**WHAT THE TASK REQUIRES**:
Scan the lines below for the word "Blasters". Copy each line you find it in.

· · · ·

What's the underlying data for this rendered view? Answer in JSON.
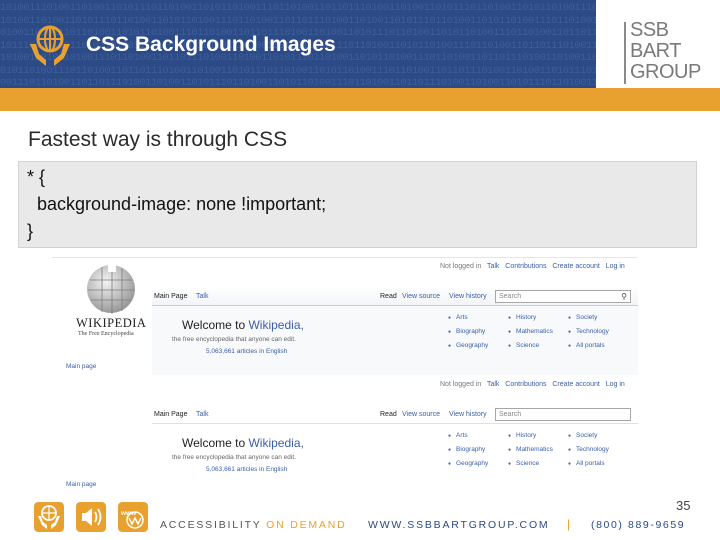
{
  "header": {
    "title": "CSS Background Images",
    "binary_pattern": "1010011101001101001101011101101001101011010011101101001101101110100110100110101110110100110101101001110110100110110111010011010011010111011010011010110100111011010011011011101001101001101011",
    "logo_lines": [
      "SSB",
      "BART",
      "GROUP"
    ]
  },
  "subtitle": "Fastest way is through CSS",
  "code": {
    "line1": "* {",
    "line2": "  background-image: none !important;",
    "line3": "}"
  },
  "wikipedia_screenshot": {
    "panels": [
      {
        "top_links": {
          "not_logged_in": "Not logged in",
          "talk": "Talk",
          "contributions": "Contributions",
          "create_account": "Create account",
          "log_in": "Log in"
        },
        "logo_name": "WIKIPEDIA",
        "logo_tagline": "The Free Encyclopedia",
        "tab_main": "Main Page",
        "tab_talk": "Talk",
        "tab_read": "Read",
        "tab_view_source": "View source",
        "tab_history": "View history",
        "search_placeholder": "Search",
        "welcome_prefix": "Welcome to ",
        "welcome_link": "Wikipedia,",
        "encyclopedia_line": "the free encyclopedia that anyone can edit.",
        "article_count": "5,063,661 articles in English",
        "portals": [
          "Arts",
          "History",
          "Society",
          "Biography",
          "Mathematics",
          "Technology",
          "Geography",
          "Science",
          "All portals"
        ],
        "sidebar_main_page": "Main page"
      },
      {
        "top_links": {
          "not_logged_in": "Not logged in",
          "talk": "Talk",
          "contributions": "Contributions",
          "create_account": "Create account",
          "log_in": "Log in"
        },
        "tab_main": "Main Page",
        "tab_talk": "Talk",
        "tab_read": "Read",
        "tab_view_source": "View source",
        "tab_history": "View history",
        "search_placeholder": "Search",
        "welcome_prefix": "Welcome to ",
        "welcome_link": "Wikipedia,",
        "encyclopedia_line": "the free encyclopedia that anyone can edit.",
        "article_count": "5,063,661 articles in English",
        "portals": [
          "Arts",
          "History",
          "Society",
          "Biography",
          "Mathematics",
          "Technology",
          "Geography",
          "Science",
          "All portals"
        ],
        "sidebar_main_page": "Main page"
      }
    ]
  },
  "page_number": "35",
  "footer": {
    "accessibility": "ACCESSIBILITY",
    "on_demand": "ON DEMAND",
    "url": "WWW.SSBBARTGROUP.COM",
    "separator": "|",
    "phone": "(800) 889-9659",
    "icons": [
      "hands-globe-icon",
      "speaker-icon",
      "www-icon"
    ]
  },
  "colors": {
    "header_blue": "#2b4a86",
    "accent_gold": "#e8a12f",
    "code_bg": "#e9e9e9",
    "link_blue": "#3b5ea8"
  }
}
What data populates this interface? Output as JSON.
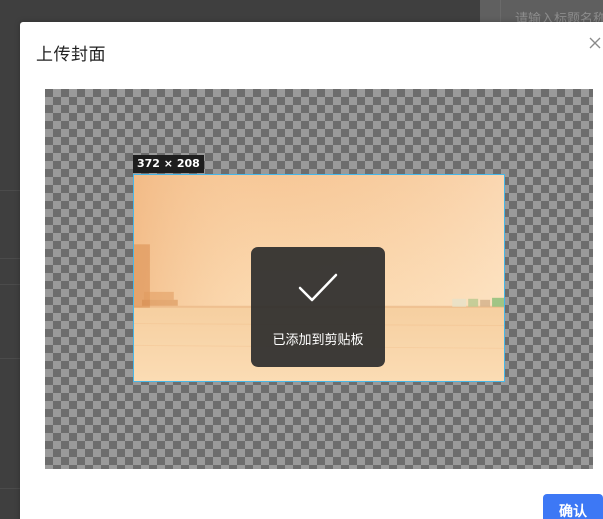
{
  "background": {
    "title_input_placeholder": "请输入标题名称"
  },
  "dialog": {
    "title": "上传封面",
    "close_icon": "close-icon",
    "confirm_label": "确认",
    "accent_color": "#3d78f5"
  },
  "cropper": {
    "crop_size_label": "372 × 208",
    "crop_border_color": "#47b7e8"
  },
  "toast": {
    "icon": "checkmark-icon",
    "message": "已添加到剪贴板"
  }
}
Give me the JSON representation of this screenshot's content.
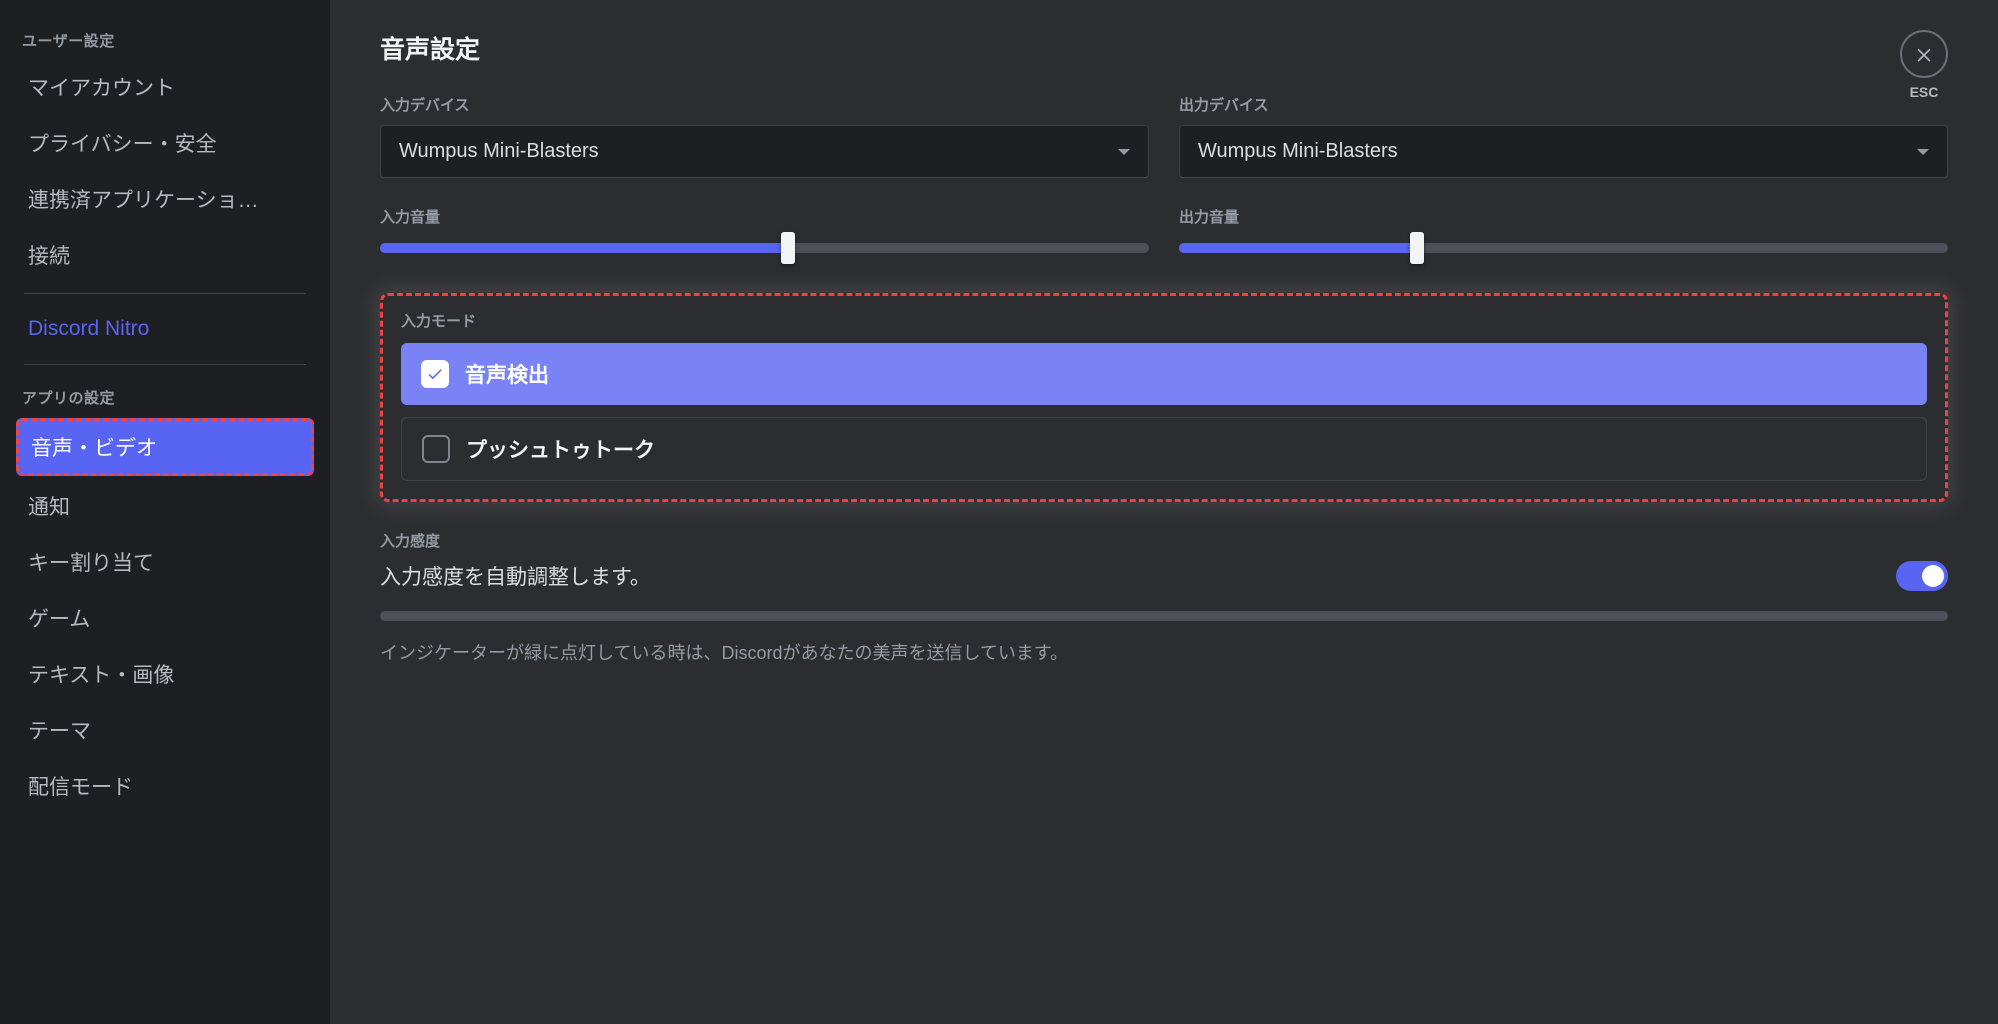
{
  "sidebar": {
    "category_user": "ユーザー設定",
    "items_user": [
      {
        "label": "マイアカウント"
      },
      {
        "label": "プライバシー・安全"
      },
      {
        "label": "連携済アプリケーショ…"
      },
      {
        "label": "接続"
      }
    ],
    "nitro_label": "Discord Nitro",
    "category_app": "アプリの設定",
    "items_app": [
      {
        "label": "音声・ビデオ",
        "active": true
      },
      {
        "label": "通知"
      },
      {
        "label": "キー割り当て"
      },
      {
        "label": "ゲーム"
      },
      {
        "label": "テキスト・画像"
      },
      {
        "label": "テーマ"
      },
      {
        "label": "配信モード"
      }
    ]
  },
  "close": {
    "esc": "ESC"
  },
  "content": {
    "title": "音声設定",
    "input_device_label": "入力デバイス",
    "output_device_label": "出力デバイス",
    "input_device_value": "Wumpus Mini-Blasters",
    "output_device_value": "Wumpus Mini-Blasters",
    "input_volume_label": "入力音量",
    "output_volume_label": "出力音量",
    "input_volume_pct": 53,
    "output_volume_pct": 31,
    "input_mode_label": "入力モード",
    "mode_voice": "音声検出",
    "mode_ptt": "プッシュトゥトーク",
    "sensitivity_label": "入力感度",
    "sensitivity_desc": "入力感度を自動調整します。",
    "indicator_hint": "インジケーターが緑に点灯している時は、Discordがあなたの美声を送信しています。"
  }
}
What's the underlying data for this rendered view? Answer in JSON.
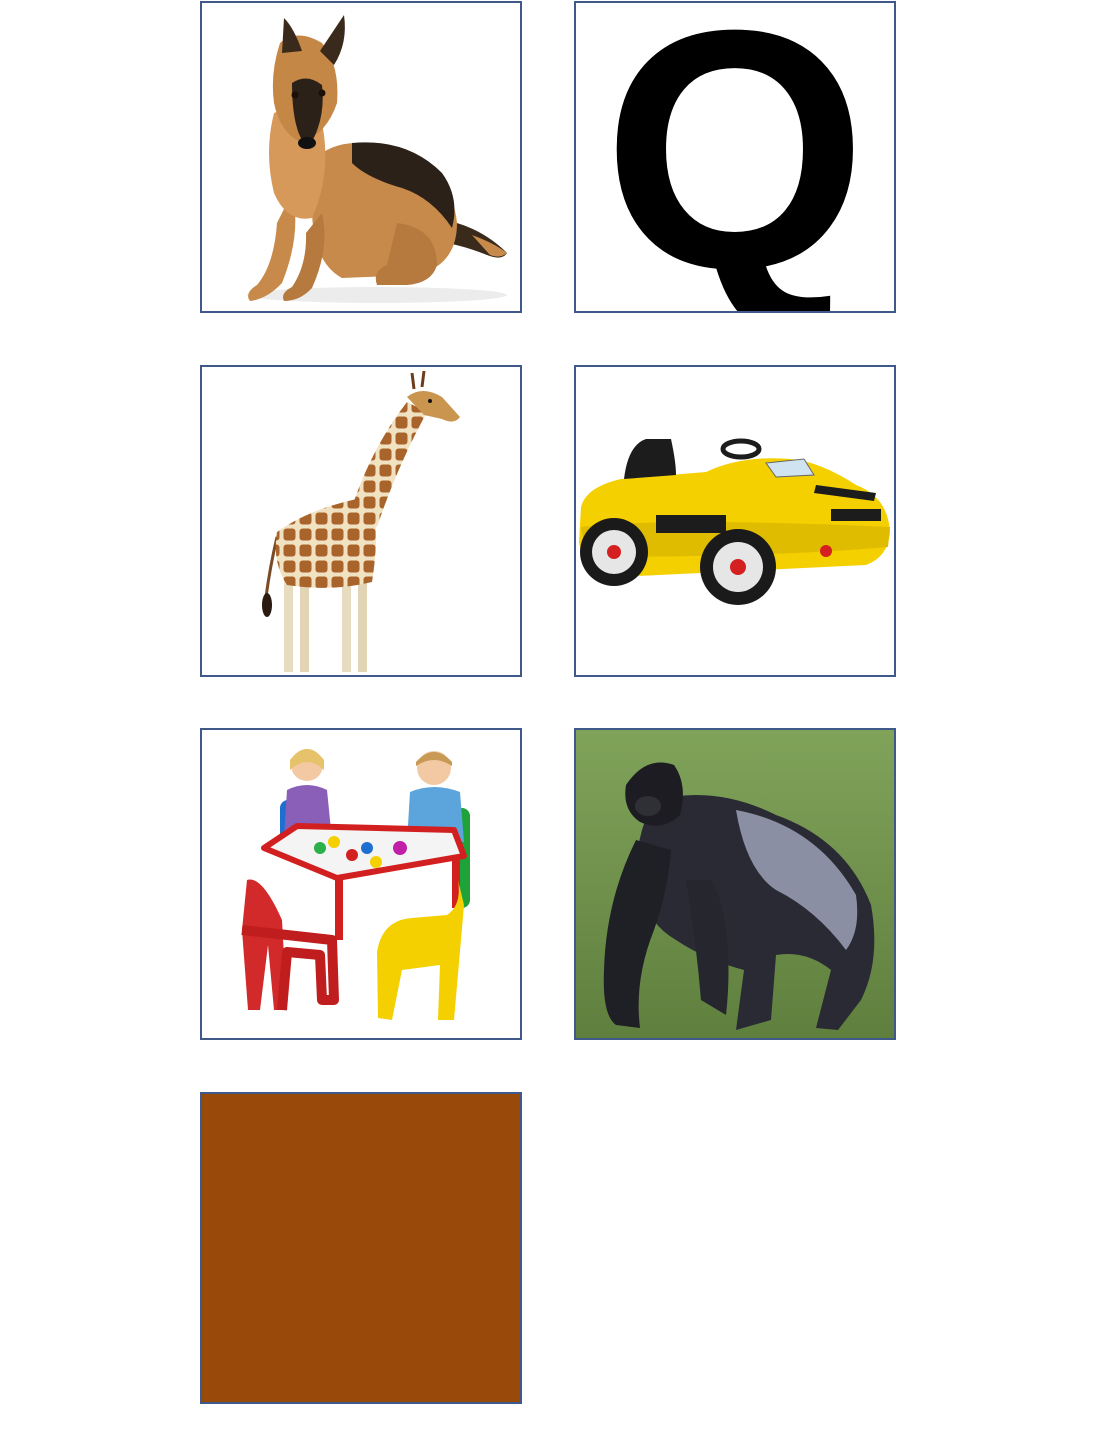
{
  "cards": [
    {
      "id": "dog",
      "icon": "german-shepherd-dog-photo"
    },
    {
      "id": "letter-q",
      "icon": "letter-q-glyph",
      "letter": "Q",
      "color": "#000000"
    },
    {
      "id": "giraffe",
      "icon": "giraffe-photo"
    },
    {
      "id": "toy-car",
      "icon": "yellow-toy-car-photo"
    },
    {
      "id": "kids-table",
      "icon": "children-at-play-table-photo"
    },
    {
      "id": "gorilla",
      "icon": "gorilla-photo"
    },
    {
      "id": "brown-swatch",
      "icon": "brown-color-swatch",
      "color": "#99490a"
    }
  ],
  "colors": {
    "border": "#3f5a8a",
    "swatch_brown": "#99490a",
    "car_yellow": "#f5d000",
    "grass": "#6f8f4a"
  }
}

· · · ·

**WORKED SOLUTION**:
    "input_device_value": "Wumpus Mini-Blasters",
    "output_device_value": "Wumpus Mini-Blasters",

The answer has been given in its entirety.